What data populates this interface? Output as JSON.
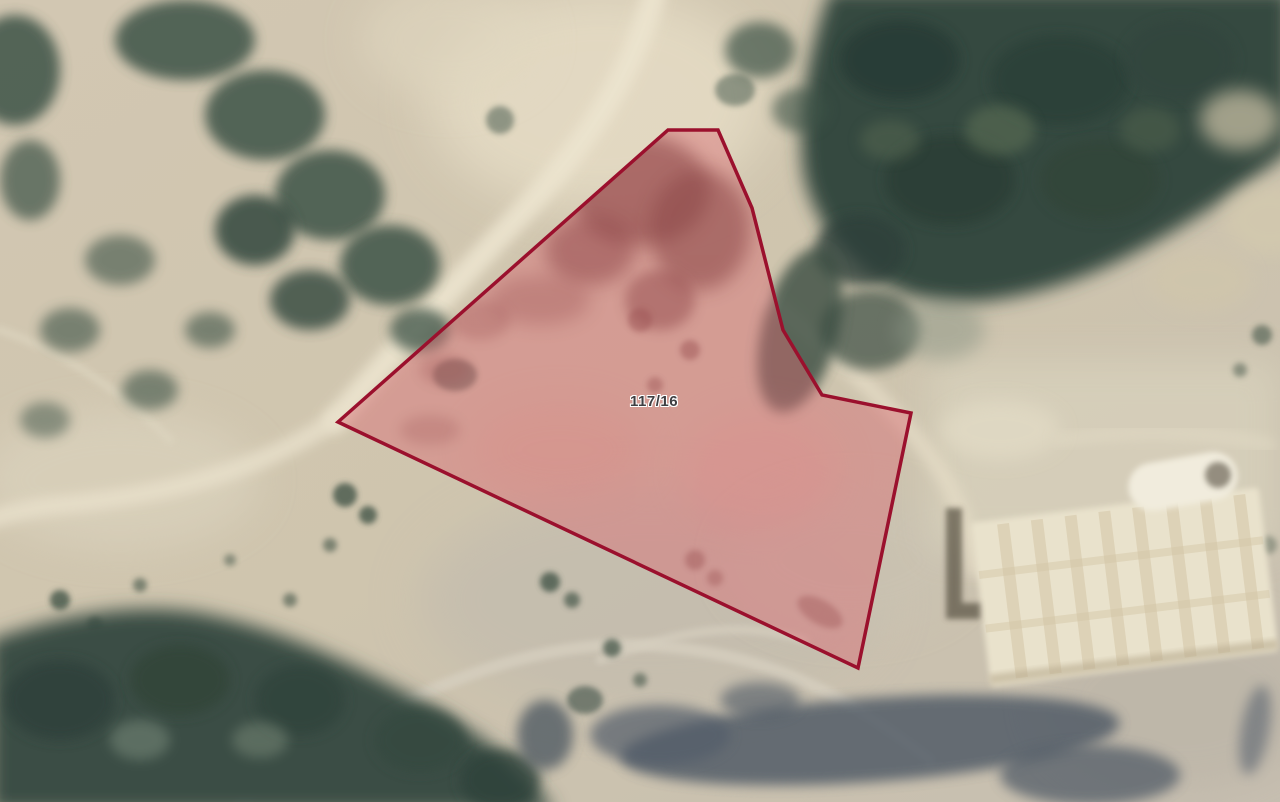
{
  "map": {
    "view": "satellite",
    "parcel": {
      "id": "117/16",
      "points": "668,130 718,130 752,208 783,330 822,395 911,413 858,668 338,422",
      "outline_color": "#9b102d",
      "fill_color": "#d96a74",
      "fill_opacity": "0.45"
    },
    "palette": {
      "terrain_base": "#cdc2ad",
      "forest_dark": "#354840",
      "road_light": "#ece4cf",
      "shadow_band": "#4b5664",
      "structure_cream": "#e9e2cc",
      "parcel_inner_brush": "#53302b"
    }
  }
}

* EXERCISE PROMPT
Pictures are to be left out; repeat all the remaining data exactly.

* THE ANSWER
What data populates this interface? Output as JSON.
{
  "map": {
    "view": "satellite",
    "parcel": {
      "id": "117/16",
      "points": "668,130 718,130 752,208 783,330 822,395 911,413 858,668 338,422",
      "outline_color": "#9b102d",
      "fill_color": "#d96a74",
      "fill_opacity": "0.45"
    },
    "palette": {
      "terrain_base": "#cdc2ad",
      "forest_dark": "#354840",
      "road_light": "#ece4cf",
      "shadow_band": "#4b5664",
      "structure_cream": "#e9e2cc",
      "parcel_inner_brush": "#53302b"
    }
  }
}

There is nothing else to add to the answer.